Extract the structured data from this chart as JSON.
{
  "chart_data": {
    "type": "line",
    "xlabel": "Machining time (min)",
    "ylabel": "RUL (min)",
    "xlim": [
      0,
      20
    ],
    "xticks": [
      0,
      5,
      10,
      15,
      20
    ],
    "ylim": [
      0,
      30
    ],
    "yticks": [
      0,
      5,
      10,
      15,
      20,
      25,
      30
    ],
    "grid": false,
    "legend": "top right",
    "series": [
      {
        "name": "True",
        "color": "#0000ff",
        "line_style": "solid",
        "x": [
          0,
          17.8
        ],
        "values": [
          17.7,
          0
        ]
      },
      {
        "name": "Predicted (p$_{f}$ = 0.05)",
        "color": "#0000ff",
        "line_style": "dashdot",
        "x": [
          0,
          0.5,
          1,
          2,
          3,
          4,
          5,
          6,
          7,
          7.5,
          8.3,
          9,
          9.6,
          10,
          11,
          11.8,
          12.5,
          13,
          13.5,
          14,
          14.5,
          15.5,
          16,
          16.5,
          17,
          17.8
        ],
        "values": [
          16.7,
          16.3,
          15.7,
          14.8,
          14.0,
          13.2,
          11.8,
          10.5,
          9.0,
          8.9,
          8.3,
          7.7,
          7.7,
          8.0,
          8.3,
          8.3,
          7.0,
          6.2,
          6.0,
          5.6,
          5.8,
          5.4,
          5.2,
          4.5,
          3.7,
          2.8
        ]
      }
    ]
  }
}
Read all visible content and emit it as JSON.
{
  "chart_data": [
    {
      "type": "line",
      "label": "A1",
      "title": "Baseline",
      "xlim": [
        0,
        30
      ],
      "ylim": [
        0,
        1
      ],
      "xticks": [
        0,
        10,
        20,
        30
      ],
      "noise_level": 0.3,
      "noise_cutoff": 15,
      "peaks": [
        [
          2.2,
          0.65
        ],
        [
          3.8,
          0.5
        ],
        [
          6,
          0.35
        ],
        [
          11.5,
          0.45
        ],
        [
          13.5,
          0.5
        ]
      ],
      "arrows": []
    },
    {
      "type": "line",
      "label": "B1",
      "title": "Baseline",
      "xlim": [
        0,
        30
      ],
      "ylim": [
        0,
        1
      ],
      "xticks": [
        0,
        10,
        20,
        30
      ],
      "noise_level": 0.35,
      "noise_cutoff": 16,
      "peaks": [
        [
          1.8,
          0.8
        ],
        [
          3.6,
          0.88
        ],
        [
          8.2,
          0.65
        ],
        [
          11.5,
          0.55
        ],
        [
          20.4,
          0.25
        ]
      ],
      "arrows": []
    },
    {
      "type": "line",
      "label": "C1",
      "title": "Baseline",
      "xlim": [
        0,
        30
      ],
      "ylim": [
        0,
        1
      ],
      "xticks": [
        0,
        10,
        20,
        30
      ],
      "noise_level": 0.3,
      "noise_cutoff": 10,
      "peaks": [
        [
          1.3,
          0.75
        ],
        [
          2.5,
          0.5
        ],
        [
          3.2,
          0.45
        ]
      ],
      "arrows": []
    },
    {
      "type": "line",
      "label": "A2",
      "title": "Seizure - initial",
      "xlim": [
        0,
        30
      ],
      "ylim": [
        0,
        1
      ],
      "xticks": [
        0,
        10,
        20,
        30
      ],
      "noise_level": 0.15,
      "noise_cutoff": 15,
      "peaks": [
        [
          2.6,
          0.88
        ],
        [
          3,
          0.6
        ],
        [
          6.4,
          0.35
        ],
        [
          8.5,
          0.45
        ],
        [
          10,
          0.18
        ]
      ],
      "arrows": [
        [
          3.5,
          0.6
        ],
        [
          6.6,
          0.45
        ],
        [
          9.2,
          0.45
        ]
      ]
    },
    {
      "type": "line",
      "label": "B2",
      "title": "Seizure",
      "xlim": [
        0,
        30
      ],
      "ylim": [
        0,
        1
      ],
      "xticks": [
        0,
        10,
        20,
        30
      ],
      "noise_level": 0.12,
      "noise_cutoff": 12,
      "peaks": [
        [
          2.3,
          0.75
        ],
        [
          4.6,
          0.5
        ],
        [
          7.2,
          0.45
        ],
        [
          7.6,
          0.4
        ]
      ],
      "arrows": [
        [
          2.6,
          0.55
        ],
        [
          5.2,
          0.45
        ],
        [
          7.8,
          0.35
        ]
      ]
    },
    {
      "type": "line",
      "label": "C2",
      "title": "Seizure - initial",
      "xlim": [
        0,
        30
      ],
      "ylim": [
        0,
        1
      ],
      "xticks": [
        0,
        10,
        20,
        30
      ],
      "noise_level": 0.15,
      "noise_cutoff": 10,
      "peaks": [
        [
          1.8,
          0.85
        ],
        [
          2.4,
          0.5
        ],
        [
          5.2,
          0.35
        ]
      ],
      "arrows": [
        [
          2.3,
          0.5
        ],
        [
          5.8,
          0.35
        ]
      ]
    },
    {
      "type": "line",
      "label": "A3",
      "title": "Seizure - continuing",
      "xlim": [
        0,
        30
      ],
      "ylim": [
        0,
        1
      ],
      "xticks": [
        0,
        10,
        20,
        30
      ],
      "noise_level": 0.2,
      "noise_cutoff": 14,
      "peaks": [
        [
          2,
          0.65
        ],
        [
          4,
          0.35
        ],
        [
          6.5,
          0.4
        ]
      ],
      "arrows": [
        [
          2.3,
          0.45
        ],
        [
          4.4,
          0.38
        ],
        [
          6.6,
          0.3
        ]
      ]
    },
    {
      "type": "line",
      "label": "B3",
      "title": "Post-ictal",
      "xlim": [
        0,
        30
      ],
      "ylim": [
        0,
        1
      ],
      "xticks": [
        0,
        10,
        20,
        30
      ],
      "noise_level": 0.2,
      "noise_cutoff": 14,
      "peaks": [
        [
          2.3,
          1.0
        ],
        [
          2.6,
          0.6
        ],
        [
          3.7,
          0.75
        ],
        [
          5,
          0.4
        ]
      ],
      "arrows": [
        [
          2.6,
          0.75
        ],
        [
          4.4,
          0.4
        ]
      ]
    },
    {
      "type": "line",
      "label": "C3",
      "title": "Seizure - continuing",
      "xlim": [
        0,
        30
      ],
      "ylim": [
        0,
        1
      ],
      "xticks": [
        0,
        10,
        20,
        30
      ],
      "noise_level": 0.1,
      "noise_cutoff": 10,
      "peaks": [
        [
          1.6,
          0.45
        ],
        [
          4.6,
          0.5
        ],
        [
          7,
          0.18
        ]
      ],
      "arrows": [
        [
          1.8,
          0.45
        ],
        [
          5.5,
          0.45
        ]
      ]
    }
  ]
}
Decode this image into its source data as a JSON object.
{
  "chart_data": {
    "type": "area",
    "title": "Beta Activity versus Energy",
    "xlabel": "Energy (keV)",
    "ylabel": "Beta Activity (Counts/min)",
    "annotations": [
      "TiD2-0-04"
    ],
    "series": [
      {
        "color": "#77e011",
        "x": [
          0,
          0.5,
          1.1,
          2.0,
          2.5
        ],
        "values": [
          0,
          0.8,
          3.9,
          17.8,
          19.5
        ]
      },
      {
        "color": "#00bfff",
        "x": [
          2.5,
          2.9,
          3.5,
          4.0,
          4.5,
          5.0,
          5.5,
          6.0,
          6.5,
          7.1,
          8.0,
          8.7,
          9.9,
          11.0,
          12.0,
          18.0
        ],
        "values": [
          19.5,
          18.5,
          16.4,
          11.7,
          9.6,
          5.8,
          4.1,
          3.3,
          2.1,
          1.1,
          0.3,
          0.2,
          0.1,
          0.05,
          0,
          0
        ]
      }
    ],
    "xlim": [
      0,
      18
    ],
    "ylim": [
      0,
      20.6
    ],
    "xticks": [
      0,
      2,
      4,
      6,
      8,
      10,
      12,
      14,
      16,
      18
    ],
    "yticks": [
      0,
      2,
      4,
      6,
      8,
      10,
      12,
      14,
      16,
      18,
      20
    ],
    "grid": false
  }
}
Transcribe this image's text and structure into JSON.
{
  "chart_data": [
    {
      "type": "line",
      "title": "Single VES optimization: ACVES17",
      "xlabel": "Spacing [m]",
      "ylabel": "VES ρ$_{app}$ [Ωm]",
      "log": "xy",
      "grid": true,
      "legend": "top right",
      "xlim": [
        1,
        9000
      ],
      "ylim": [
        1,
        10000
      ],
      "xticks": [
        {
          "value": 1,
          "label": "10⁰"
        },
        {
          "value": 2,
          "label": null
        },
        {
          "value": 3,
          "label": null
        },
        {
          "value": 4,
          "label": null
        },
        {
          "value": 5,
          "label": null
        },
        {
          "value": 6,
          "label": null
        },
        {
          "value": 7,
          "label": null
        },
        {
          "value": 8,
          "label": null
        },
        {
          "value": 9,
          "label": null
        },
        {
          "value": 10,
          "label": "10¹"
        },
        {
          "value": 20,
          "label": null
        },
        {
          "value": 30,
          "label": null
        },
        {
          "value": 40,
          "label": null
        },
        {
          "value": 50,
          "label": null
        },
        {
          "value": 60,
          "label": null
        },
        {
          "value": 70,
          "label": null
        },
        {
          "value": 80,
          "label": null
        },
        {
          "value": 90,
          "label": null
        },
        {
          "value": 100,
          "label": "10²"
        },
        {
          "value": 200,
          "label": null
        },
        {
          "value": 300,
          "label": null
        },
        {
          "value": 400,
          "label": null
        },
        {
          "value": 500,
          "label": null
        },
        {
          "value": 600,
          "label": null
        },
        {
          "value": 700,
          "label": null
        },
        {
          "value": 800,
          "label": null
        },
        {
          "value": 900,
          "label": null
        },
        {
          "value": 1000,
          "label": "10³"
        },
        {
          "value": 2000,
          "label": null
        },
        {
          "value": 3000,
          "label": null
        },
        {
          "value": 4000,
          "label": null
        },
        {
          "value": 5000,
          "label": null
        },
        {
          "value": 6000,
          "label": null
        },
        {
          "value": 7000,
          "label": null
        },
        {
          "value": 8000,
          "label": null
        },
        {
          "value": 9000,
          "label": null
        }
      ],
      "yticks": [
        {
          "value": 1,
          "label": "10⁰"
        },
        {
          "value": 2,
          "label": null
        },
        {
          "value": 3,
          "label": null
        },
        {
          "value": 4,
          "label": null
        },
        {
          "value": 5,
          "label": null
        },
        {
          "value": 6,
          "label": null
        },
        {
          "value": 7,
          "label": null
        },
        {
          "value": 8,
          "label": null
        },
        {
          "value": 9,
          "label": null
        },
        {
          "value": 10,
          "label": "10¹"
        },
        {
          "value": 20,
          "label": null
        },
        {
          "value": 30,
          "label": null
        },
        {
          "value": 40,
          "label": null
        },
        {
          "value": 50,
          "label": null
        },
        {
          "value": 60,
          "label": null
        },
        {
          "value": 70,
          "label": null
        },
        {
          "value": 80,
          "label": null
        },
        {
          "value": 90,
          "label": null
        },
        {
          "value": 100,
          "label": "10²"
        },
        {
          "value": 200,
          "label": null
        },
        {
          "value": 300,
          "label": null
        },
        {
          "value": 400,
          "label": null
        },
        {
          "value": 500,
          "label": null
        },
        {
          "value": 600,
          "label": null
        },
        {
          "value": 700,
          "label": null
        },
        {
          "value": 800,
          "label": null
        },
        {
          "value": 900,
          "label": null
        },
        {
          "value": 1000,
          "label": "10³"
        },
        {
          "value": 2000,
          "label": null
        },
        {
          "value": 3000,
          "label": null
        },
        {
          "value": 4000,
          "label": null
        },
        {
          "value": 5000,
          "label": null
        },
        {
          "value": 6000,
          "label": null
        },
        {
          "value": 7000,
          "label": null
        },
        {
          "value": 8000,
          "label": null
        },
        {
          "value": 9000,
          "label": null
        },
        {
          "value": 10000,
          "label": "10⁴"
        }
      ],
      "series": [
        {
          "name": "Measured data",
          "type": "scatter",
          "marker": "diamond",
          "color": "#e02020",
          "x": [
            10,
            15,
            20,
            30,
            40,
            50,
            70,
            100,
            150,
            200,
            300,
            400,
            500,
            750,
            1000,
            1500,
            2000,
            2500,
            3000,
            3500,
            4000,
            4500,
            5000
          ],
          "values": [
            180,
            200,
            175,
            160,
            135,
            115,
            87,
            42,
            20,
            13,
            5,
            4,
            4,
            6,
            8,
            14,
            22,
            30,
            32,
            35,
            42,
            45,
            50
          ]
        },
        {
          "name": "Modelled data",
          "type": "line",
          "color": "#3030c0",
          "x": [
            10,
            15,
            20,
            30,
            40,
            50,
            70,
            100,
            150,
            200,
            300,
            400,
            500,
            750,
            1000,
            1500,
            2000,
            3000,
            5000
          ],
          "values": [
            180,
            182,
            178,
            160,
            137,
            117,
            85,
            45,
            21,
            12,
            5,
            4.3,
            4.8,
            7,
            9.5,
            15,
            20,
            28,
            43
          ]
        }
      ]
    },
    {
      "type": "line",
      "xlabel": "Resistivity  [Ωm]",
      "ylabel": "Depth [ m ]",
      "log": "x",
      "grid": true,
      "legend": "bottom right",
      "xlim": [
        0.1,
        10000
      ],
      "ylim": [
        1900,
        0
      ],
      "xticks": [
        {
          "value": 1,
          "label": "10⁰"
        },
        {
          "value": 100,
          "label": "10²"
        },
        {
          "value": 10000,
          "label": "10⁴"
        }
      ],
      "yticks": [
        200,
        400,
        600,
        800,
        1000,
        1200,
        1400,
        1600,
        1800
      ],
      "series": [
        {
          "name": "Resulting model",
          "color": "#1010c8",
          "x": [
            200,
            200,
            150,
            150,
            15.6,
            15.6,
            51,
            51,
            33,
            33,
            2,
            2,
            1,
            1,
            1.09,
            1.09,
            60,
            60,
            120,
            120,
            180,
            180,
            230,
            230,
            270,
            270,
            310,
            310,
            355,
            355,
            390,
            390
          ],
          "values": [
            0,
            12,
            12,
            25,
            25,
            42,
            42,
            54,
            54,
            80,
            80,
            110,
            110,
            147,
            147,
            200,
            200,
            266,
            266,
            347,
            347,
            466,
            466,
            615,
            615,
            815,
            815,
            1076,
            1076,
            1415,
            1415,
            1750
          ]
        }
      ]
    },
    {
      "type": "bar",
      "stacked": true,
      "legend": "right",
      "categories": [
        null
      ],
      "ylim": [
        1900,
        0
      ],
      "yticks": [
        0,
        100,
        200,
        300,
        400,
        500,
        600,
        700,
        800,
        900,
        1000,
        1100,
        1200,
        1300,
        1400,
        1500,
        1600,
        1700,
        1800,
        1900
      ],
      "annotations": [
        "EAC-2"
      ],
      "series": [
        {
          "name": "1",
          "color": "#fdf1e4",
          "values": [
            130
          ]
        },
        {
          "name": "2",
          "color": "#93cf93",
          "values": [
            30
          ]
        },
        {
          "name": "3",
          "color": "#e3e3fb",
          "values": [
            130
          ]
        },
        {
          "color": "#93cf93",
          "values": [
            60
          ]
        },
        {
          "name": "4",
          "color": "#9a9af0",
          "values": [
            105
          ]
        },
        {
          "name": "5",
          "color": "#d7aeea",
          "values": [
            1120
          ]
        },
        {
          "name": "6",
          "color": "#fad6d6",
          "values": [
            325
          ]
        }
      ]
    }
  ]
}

## WRITTEN TASK
Tell how many lines include "Activity". The number is the whole answer.

## RESULT FOR THIS EXERCISE
2